▸ JOB
Write out all of the entries exactly, please.

▸ LISTED ENTRIES
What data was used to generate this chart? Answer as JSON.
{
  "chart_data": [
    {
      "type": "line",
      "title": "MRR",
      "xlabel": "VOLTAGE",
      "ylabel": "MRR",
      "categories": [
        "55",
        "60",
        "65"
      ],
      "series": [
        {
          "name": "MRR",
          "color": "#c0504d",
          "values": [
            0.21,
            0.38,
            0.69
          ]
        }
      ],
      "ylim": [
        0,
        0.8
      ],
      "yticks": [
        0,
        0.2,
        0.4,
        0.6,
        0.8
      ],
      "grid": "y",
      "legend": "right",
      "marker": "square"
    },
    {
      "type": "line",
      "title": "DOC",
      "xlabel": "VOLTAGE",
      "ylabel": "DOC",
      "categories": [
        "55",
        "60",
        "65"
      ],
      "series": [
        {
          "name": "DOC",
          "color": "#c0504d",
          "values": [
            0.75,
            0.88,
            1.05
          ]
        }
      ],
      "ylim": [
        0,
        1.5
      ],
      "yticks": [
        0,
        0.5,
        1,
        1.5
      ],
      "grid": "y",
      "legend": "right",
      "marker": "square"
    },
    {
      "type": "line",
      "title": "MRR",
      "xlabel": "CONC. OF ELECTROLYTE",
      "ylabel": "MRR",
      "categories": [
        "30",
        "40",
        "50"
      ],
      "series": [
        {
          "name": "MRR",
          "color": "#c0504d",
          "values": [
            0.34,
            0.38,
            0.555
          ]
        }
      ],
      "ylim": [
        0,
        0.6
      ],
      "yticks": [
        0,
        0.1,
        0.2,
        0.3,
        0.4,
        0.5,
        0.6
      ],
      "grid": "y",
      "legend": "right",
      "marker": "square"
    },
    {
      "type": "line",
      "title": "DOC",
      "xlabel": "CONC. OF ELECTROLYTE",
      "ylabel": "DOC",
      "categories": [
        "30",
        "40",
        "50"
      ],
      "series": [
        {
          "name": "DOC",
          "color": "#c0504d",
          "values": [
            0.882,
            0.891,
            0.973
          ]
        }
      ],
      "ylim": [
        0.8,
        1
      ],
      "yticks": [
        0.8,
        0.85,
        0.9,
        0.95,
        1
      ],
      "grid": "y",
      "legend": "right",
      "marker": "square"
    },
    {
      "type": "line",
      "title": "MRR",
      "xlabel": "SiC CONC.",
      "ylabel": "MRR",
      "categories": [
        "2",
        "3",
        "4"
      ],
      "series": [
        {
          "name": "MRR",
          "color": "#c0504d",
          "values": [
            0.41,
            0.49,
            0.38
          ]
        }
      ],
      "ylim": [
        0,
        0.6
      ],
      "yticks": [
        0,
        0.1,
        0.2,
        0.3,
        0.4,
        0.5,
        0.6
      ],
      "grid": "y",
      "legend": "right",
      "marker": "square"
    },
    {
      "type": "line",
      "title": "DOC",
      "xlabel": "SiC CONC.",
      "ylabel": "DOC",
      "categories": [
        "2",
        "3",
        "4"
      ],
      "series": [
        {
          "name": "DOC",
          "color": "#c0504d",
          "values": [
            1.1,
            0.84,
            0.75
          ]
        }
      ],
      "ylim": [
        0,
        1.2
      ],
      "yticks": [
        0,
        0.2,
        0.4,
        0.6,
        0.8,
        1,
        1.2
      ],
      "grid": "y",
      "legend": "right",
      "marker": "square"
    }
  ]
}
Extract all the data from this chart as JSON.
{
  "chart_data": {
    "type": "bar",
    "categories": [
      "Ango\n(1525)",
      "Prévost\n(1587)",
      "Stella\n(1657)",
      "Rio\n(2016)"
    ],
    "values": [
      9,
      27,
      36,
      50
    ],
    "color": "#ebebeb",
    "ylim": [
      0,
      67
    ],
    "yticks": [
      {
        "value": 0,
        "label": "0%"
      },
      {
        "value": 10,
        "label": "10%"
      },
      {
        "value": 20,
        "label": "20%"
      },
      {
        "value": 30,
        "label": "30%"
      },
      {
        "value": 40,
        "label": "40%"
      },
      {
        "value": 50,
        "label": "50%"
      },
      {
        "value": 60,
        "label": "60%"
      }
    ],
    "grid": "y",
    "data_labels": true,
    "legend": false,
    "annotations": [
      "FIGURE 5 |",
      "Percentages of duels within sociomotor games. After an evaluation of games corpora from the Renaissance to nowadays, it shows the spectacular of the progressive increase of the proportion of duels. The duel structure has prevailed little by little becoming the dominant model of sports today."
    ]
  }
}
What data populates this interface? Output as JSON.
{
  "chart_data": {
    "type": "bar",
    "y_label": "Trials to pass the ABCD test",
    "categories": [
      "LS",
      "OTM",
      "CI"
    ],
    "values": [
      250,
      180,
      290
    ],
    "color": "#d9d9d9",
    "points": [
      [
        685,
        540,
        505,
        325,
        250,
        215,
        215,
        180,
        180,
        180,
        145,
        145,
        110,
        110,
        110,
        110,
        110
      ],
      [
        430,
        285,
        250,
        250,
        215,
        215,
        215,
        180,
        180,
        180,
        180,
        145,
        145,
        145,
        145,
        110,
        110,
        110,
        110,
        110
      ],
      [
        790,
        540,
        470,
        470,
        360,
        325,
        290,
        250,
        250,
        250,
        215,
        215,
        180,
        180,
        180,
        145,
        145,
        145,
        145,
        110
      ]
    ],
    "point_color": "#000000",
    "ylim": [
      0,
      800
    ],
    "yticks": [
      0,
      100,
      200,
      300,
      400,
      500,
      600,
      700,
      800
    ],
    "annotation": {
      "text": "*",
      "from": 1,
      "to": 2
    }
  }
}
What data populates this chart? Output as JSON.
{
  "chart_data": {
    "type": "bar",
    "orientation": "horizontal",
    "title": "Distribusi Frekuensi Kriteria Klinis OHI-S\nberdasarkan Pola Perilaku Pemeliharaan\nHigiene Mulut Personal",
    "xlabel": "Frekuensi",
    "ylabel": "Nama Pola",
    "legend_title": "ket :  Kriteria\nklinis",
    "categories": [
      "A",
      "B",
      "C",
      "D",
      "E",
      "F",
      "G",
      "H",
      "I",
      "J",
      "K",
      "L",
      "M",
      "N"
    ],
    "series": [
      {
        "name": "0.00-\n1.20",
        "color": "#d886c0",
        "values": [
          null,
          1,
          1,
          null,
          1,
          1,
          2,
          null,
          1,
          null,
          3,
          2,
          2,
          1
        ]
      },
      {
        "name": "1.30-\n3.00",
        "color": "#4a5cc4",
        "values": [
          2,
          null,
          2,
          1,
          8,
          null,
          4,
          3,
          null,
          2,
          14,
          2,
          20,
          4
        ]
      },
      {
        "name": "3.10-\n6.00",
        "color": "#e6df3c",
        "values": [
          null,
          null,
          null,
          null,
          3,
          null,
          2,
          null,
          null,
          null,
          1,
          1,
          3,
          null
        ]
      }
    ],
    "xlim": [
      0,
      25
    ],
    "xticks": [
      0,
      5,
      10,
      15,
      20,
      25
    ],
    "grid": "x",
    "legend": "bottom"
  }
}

▸ TASK RESULT
What data was used to generate this chart? Answer as JSON.
{
  "chart_data": [
    {
      "type": "line",
      "title": "MRR",
      "xlabel": "VOLTAGE",
      "ylabel": "MRR",
      "categories": [
        "55",
        "60",
        "65"
      ],
      "series": [
        {
          "name": "MRR",
          "color": "#c0504d",
          "values": [
            0.21,
            0.38,
            0.69
          ]
        }
      ],
      "ylim": [
        0,
        0.8
      ],
      "yticks": [
        0,
        0.2,
        0.4,
        0.6,
        0.8
      ],
      "grid": "y",
      "legend": "right",
      "marker": "square"
    },
    {
      "type": "line",
      "title": "DOC",
      "xlabel": "VOLTAGE",
      "ylabel": "DOC",
      "categories": [
        "55",
        "60",
        "65"
      ],
      "series": [
        {
          "name": "DOC",
          "color": "#c0504d",
          "values": [
            0.75,
            0.88,
            1.05
          ]
        }
      ],
      "ylim": [
        0,
        1.5
      ],
      "yticks": [
        0,
        0.5,
        1,
        1.5
      ],
      "grid": "y",
      "legend": "right",
      "marker": "square"
    },
    {
      "type": "line",
      "title": "MRR",
      "xlabel": "CONC. OF ELECTROLYTE",
      "ylabel": "MRR",
      "categories": [
        "30",
        "40",
        "50"
      ],
      "series": [
        {
          "name": "MRR",
          "color": "#c0504d",
          "values": [
            0.34,
            0.38,
            0.555
          ]
        }
      ],
      "ylim": [
        0,
        0.6
      ],
      "yticks": [
        0,
        0.1,
        0.2,
        0.3,
        0.4,
        0.5,
        0.6
      ],
      "grid": "y",
      "legend": "right",
      "marker": "square"
    },
    {
      "type": "line",
      "title": "DOC",
      "xlabel": "CONC. OF ELECTROLYTE",
      "ylabel": "DOC",
      "categories": [
        "30",
        "40",
        "50"
      ],
      "series": [
        {
          "name": "DOC",
          "color": "#c0504d",
          "values": [
            0.882,
            0.891,
            0.973
          ]
        }
      ],
      "ylim": [
        0.8,
        1
      ],
      "yticks": [
        0.8,
        0.85,
        0.9,
        0.95,
        1
      ],
      "grid": "y",
      "legend": "right",
      "marker": "square"
    },
    {
      "type": "line",
      "title": "MRR",
      "xlabel": "SiC CONC.",
      "ylabel": "MRR",
      "categories": [
        "2",
        "3",
        "4"
      ],
      "series": [
        {
          "name": "MRR",
          "color": "#c0504d",
          "values": [
            0.41,
            0.49,
            0.38
          ]
        }
      ],
      "ylim": [
        0,
        0.6
      ],
      "yticks": [
        0,
        0.1,
        0.2,
        0.3,
        0.4,
        0.5,
        0.6
      ],
      "grid": "y",
      "legend": "right",
      "marker": "square"
    },
    {
      "type": "line",
      "title": "DOC",
      "xlabel": "SiC CONC.",
      "ylabel": "DOC",
      "categories": [
        "2",
        "3",
        "4"
      ],
      "series": [
        {
          "name": "DOC",
          "color": "#c0504d",
          "values": [
            1.1,
            0.84,
            0.75
          ]
        }
      ],
      "ylim": [
        0,
        1.2
      ],
      "yticks": [
        0,
        0.2,
        0.4,
        0.6,
        0.8,
        1,
        1.2
      ],
      "grid": "y",
      "legend": "right",
      "marker": "square"
    }
  ]
}
Extract all the data from this chart as JSON.
{
  "chart_data": {
    "type": "bar",
    "categories": [
      "Ango\n(1525)",
      "Prévost\n(1587)",
      "Stella\n(1657)",
      "Rio\n(2016)"
    ],
    "values": [
      9,
      27,
      36,
      50
    ],
    "color": "#ebebeb",
    "ylim": [
      0,
      67
    ],
    "yticks": [
      {
        "value": 0,
        "label": "0%"
      },
      {
        "value": 10,
        "label": "10%"
      },
      {
        "value": 20,
        "label": "20%"
      },
      {
        "value": 30,
        "label": "30%"
      },
      {
        "value": 40,
        "label": "40%"
      },
      {
        "value": 50,
        "label": "50%"
      },
      {
        "value": 60,
        "label": "60%"
      }
    ],
    "grid": "y",
    "data_labels": true,
    "legend": false,
    "annotations": [
      "FIGURE 5 |",
      "Percentages of duels within sociomotor games. After an evaluation of games corpora from the Renaissance to nowadays, it shows the spectacular of the progressive increase of the proportion of duels. The duel structure has prevailed little by little becoming the dominant model of sports today."
    ]
  }
}
What data populates this interface? Output as JSON.
{
  "chart_data": {
    "type": "bar",
    "y_label": "Trials to pass the ABCD test",
    "categories": [
      "LS",
      "OTM",
      "CI"
    ],
    "values": [
      250,
      180,
      290
    ],
    "color": "#d9d9d9",
    "points": [
      [
        685,
        540,
        505,
        325,
        250,
        215,
        215,
        180,
        180,
        180,
        145,
        145,
        110,
        110,
        110,
        110,
        110
      ],
      [
        430,
        285,
        250,
        250,
        215,
        215,
        215,
        180,
        180,
        180,
        180,
        145,
        145,
        145,
        145,
        110,
        110,
        110,
        110,
        110
      ],
      [
        790,
        540,
        470,
        470,
        360,
        325,
        290,
        250,
        250,
        250,
        215,
        215,
        180,
        180,
        180,
        145,
        145,
        145,
        145,
        110
      ]
    ],
    "point_color": "#000000",
    "ylim": [
      0,
      800
    ],
    "yticks": [
      0,
      100,
      200,
      300,
      400,
      500,
      600,
      700,
      800
    ],
    "annotation": {
      "text": "*",
      "from": 1,
      "to": 2
    }
  }
}
What data populates this chart? Output as JSON.
{
  "chart_data": {
    "type": "bar",
    "orientation": "horizontal",
    "title": "Distribusi Frekuensi Kriteria Klinis OHI-S\nberdasarkan Pola Perilaku Pemeliharaan\nHigiene Mulut Personal",
    "xlabel": "Frekuensi",
    "ylabel": "Nama Pola",
    "legend_title": "ket :  Kriteria\nklinis",
    "categories": [
      "A",
      "B",
      "C",
      "D",
      "E",
      "F",
      "G",
      "H",
      "I",
      "J",
      "K",
      "L",
      "M",
      "N"
    ],
    "series": [
      {
        "name": "0.00-\n1.20",
        "color": "#d886c0",
        "values": [
          null,
          1,
          1,
          null,
          1,
          1,
          2,
          null,
          1,
          null,
          3,
          2,
          2,
          1
        ]
      },
      {
        "name": "1.30-\n3.00",
        "color": "#4a5cc4",
        "values": [
          2,
          null,
          2,
          1,
          8,
          null,
          4,
          3,
          null,
          2,
          14,
          2,
          20,
          4
        ]
      },
      {
        "name": "3.10-\n6.00",
        "color": "#e6df3c",
        "values": [
          null,
          null,
          null,
          null,
          3,
          null,
          2,
          null,
          null,
          null,
          1,
          1,
          3,
          null
        ]
      }
    ],
    "xlim": [
      0,
      25
    ],
    "xticks": [
      0,
      5,
      10,
      15,
      20,
      25
    ],
    "grid": "x",
    "legend": "bottom"
  }
}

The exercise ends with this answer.